Your task
Looking at the data below, count the lines that contain the string "firefox". Write only the total.

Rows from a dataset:
(begin)
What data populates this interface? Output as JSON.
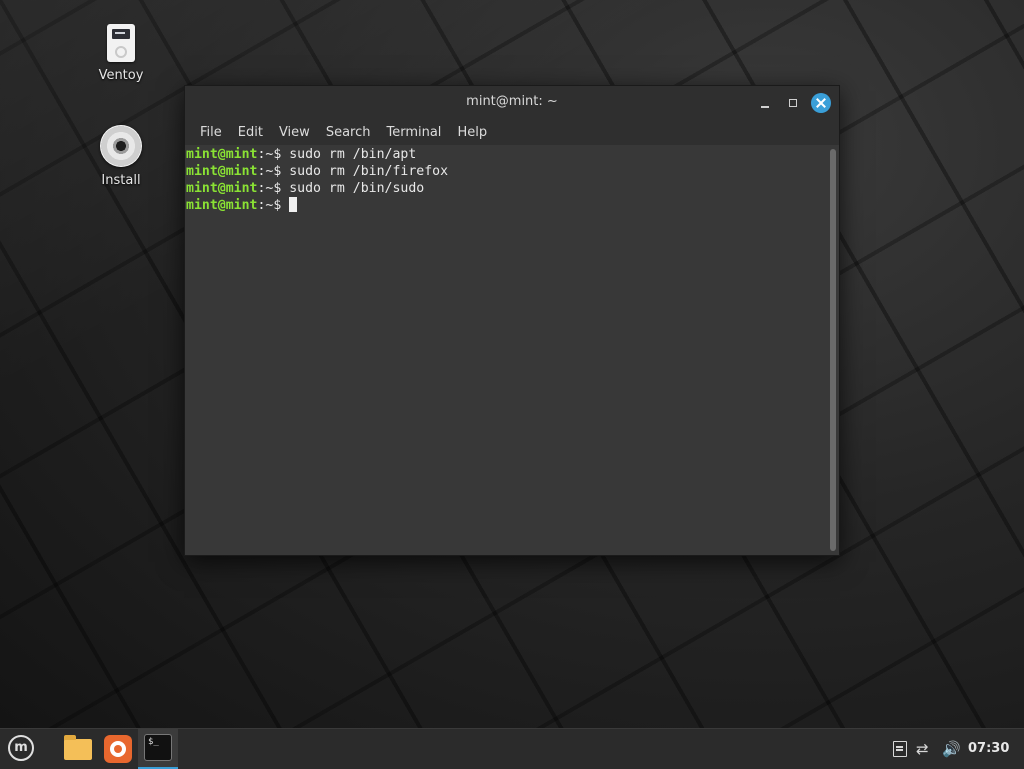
{
  "desktop": {
    "icons": [
      {
        "label": "Ventoy",
        "icon": "usb-drive-icon"
      },
      {
        "label": "Install",
        "icon": "cd-disc-icon"
      }
    ]
  },
  "terminal": {
    "title": "mint@mint: ~",
    "menu": [
      "File",
      "Edit",
      "View",
      "Search",
      "Terminal",
      "Help"
    ],
    "prompt_user": "mint@mint",
    "prompt_path": ":~$ ",
    "lines": [
      {
        "command": "sudo rm /bin/apt"
      },
      {
        "command": "sudo rm /bin/firefox"
      },
      {
        "command": "sudo rm /bin/sudo"
      },
      {
        "command": ""
      }
    ],
    "colors": {
      "prompt": "#8ae234",
      "background": "#383838",
      "close_button": "#3a9fd8"
    }
  },
  "taskbar": {
    "menu_icon": "linux-mint-logo-icon",
    "menu_logo_text": "m",
    "launchers": [
      "folder-icon",
      "firefox-icon",
      "terminal-icon"
    ],
    "terminal_icon_text": "$_",
    "tray": {
      "icons": [
        "clipboard-icon",
        "network-disconnected-icon",
        "volume-icon"
      ],
      "network_glyph": "⇄",
      "volume_glyph": "🔊",
      "clock": "07:30"
    }
  }
}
(end)
Worked answer
2